| Exercise description |
The whole answer is the data below, retyped exactly.

═══ Exercise materials

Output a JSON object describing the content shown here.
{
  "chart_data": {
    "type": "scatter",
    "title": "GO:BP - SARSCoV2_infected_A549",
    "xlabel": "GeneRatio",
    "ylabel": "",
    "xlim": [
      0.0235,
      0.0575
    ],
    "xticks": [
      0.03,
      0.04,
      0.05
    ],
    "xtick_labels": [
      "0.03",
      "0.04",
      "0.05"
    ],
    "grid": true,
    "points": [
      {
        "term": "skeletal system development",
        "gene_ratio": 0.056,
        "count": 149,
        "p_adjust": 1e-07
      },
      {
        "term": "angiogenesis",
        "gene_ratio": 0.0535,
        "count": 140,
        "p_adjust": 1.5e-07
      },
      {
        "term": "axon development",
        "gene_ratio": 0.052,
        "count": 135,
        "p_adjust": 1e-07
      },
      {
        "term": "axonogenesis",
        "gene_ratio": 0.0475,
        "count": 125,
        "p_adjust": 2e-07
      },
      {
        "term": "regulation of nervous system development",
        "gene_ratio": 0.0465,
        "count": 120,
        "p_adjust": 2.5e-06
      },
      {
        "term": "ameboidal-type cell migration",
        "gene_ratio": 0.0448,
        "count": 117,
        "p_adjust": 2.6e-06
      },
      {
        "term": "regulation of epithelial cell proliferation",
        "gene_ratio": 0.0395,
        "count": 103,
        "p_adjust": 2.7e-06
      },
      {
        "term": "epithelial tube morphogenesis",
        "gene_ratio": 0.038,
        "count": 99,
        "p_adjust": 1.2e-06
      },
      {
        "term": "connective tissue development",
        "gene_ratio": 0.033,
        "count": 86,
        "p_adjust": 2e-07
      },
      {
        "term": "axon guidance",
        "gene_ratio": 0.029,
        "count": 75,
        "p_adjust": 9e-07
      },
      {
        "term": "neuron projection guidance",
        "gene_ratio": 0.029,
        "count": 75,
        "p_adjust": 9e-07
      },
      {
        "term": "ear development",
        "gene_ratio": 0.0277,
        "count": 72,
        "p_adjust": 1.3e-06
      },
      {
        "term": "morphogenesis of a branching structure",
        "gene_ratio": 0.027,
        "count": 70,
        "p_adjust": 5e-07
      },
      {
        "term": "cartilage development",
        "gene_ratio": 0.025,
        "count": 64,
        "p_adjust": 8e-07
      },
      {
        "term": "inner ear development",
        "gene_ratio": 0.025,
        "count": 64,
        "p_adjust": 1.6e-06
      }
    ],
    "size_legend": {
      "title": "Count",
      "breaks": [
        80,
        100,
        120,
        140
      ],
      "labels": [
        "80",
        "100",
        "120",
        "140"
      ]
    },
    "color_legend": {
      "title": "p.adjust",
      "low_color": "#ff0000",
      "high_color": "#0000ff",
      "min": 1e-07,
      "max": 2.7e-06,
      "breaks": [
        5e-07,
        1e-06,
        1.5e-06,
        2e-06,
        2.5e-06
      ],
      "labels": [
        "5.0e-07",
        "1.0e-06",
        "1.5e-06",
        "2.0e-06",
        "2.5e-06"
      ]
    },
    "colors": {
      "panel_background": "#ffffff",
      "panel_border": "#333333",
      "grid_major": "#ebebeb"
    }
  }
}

══════

| Result of this exercise |
Output a JSON object describing the content shown here.
{
  "chart_data": {
    "type": "scatter",
    "title": "GO:BP - SARSCoV2_infected_A549",
    "xlabel": "GeneRatio",
    "ylabel": "",
    "xlim": [
      0.0235,
      0.0575
    ],
    "xticks": [
      0.03,
      0.04,
      0.05
    ],
    "xtick_labels": [
      "0.03",
      "0.04",
      "0.05"
    ],
    "grid": true,
    "points": [
      {
        "term": "skeletal system development",
        "gene_ratio": 0.056,
        "count": 149,
        "p_adjust": 1e-07
      },
      {
        "term": "angiogenesis",
        "gene_ratio": 0.0535,
        "count": 140,
        "p_adjust": 1.5e-07
      },
      {
        "term": "axon development",
        "gene_ratio": 0.052,
        "count": 135,
        "p_adjust": 1e-07
      },
      {
        "term": "axonogenesis",
        "gene_ratio": 0.0475,
        "count": 125,
        "p_adjust": 2e-07
      },
      {
        "term": "regulation of nervous system development",
        "gene_ratio": 0.0465,
        "count": 120,
        "p_adjust": 2.5e-06
      },
      {
        "term": "ameboidal-type cell migration",
        "gene_ratio": 0.0448,
        "count": 117,
        "p_adjust": 2.6e-06
      },
      {
        "term": "regulation of epithelial cell proliferation",
        "gene_ratio": 0.0395,
        "count": 103,
        "p_adjust": 2.7e-06
      },
      {
        "term": "epithelial tube morphogenesis",
        "gene_ratio": 0.038,
        "count": 99,
        "p_adjust": 1.2e-06
      },
      {
        "term": "connective tissue development",
        "gene_ratio": 0.033,
        "count": 86,
        "p_adjust": 2e-07
      },
      {
        "term": "axon guidance",
        "gene_ratio": 0.029,
        "count": 75,
        "p_adjust": 9e-07
      },
      {
        "term": "neuron projection guidance",
        "gene_ratio": 0.029,
        "count": 75,
        "p_adjust": 9e-07
      },
      {
        "term": "ear development",
        "gene_ratio": 0.0277,
        "count": 72,
        "p_adjust": 1.3e-06
      },
      {
        "term": "morphogenesis of a branching structure",
        "gene_ratio": 0.027,
        "count": 70,
        "p_adjust": 5e-07
      },
      {
        "term": "cartilage development",
        "gene_ratio": 0.025,
        "count": 64,
        "p_adjust": 8e-07
      },
      {
        "term": "inner ear development",
        "gene_ratio": 0.025,
        "count": 64,
        "p_adjust": 1.6e-06
      }
    ],
    "size_legend": {
      "title": "Count",
      "breaks": [
        80,
        100,
        120,
        140
      ],
      "labels": [
        "80",
        "100",
        "120",
        "140"
      ]
    },
    "color_legend": {
      "title": "p.adjust",
      "low_color": "#ff0000",
      "high_color": "#0000ff",
      "min": 1e-07,
      "max": 2.7e-06,
      "breaks": [
        5e-07,
        1e-06,
        1.5e-06,
        2e-06,
        2.5e-06
      ],
      "labels": [
        "5.0e-07",
        "1.0e-06",
        "1.5e-06",
        "2.0e-06",
        "2.5e-06"
      ]
    },
    "colors": {
      "panel_background": "#ffffff",
      "panel_border": "#333333",
      "grid_major": "#ebebeb"
    }
  }
}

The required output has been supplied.